Pull every line of the entries that has the word "Podo".

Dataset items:
----

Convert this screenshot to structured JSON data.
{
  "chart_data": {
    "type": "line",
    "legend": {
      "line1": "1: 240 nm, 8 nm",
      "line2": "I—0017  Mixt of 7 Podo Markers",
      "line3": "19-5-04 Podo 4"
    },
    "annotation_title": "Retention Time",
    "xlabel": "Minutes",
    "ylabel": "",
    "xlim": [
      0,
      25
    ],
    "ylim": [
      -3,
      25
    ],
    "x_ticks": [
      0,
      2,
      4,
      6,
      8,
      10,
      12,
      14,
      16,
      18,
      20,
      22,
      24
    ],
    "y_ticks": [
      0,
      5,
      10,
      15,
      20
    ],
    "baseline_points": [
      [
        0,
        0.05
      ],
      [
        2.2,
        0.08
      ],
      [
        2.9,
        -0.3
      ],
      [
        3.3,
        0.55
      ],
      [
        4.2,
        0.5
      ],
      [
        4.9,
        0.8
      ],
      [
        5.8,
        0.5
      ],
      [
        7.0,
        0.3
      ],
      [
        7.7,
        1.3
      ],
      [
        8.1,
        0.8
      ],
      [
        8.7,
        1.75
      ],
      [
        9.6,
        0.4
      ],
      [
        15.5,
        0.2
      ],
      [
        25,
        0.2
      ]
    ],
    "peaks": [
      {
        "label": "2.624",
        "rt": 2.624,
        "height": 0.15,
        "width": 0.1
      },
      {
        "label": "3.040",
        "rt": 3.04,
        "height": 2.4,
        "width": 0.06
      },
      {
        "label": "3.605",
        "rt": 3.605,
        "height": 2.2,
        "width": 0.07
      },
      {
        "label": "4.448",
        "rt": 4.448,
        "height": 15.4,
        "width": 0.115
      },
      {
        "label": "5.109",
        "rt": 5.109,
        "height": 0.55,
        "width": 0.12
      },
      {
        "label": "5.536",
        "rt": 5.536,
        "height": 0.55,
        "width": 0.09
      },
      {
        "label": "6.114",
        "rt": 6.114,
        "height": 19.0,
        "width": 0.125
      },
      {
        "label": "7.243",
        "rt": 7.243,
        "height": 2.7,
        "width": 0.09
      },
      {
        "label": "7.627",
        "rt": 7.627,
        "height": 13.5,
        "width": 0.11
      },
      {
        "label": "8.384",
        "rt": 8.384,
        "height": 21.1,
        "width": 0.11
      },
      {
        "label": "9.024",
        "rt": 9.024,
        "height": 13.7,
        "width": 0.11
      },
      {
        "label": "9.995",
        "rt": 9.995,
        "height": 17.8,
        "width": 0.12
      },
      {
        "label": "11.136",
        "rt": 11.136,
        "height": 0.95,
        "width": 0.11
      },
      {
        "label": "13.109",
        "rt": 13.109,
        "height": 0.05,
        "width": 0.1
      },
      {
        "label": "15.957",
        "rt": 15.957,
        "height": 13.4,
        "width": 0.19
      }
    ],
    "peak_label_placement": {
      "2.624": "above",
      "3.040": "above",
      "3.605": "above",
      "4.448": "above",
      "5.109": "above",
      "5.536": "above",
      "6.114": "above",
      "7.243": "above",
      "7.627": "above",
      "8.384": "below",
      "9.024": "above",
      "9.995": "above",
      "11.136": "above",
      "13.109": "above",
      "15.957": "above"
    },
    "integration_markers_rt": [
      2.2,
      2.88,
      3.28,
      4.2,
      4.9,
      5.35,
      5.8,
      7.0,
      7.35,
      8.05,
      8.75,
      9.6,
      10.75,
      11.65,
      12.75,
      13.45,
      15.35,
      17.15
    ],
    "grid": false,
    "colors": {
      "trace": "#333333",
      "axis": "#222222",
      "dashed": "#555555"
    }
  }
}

----

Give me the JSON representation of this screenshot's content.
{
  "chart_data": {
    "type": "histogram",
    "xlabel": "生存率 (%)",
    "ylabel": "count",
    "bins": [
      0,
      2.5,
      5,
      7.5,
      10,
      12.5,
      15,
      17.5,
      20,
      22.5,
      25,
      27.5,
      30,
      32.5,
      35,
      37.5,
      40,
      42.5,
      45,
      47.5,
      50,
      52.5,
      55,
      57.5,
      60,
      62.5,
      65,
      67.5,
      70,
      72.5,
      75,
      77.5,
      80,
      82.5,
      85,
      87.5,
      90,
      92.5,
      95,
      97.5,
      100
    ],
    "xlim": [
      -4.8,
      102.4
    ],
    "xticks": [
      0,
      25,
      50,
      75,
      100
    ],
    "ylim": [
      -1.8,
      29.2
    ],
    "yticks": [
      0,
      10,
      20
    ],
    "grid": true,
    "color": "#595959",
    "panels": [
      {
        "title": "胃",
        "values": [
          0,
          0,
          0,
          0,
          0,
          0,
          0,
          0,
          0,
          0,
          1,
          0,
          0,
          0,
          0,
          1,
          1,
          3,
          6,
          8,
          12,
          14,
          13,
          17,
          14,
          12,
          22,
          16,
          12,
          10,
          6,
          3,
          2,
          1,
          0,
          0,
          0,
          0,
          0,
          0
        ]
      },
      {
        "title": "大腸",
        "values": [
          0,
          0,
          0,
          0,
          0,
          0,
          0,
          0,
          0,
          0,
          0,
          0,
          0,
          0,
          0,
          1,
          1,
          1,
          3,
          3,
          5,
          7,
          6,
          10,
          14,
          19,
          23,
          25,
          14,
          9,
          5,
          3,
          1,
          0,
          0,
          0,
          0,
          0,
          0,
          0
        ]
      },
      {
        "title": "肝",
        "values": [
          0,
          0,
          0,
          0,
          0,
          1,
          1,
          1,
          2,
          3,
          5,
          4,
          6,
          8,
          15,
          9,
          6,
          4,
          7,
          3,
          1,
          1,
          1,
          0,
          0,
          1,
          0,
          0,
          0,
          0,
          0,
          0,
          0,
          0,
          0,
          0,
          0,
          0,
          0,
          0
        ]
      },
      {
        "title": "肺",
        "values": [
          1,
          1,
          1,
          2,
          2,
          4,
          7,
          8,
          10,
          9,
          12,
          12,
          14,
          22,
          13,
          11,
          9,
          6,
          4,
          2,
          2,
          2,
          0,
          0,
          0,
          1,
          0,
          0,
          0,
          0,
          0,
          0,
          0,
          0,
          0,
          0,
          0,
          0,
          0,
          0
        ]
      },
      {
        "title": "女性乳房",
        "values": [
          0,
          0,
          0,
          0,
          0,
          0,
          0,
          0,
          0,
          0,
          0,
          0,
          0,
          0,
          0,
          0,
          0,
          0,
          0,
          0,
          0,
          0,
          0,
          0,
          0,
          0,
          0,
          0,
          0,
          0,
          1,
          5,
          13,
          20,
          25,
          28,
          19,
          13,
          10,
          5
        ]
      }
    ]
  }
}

----

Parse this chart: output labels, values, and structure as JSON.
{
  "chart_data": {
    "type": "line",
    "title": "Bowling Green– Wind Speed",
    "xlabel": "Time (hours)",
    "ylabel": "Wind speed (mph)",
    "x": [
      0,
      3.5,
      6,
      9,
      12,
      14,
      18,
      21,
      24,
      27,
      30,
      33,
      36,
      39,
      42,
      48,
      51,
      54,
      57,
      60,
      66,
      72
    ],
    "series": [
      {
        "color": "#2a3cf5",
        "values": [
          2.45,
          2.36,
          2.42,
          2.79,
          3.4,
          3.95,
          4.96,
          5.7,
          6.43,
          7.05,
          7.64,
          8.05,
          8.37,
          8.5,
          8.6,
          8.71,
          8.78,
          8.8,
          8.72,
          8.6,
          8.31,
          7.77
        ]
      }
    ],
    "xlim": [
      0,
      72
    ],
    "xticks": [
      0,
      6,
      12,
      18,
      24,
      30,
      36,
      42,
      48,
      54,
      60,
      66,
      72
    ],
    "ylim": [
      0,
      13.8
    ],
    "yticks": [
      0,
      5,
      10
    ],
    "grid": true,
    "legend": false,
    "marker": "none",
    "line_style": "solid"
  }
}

----

== Answer to this exercise ==
      "line2": "I—0017  Mixt of 7 Podo Markers",
      "line3": "19-5-04 Podo 4"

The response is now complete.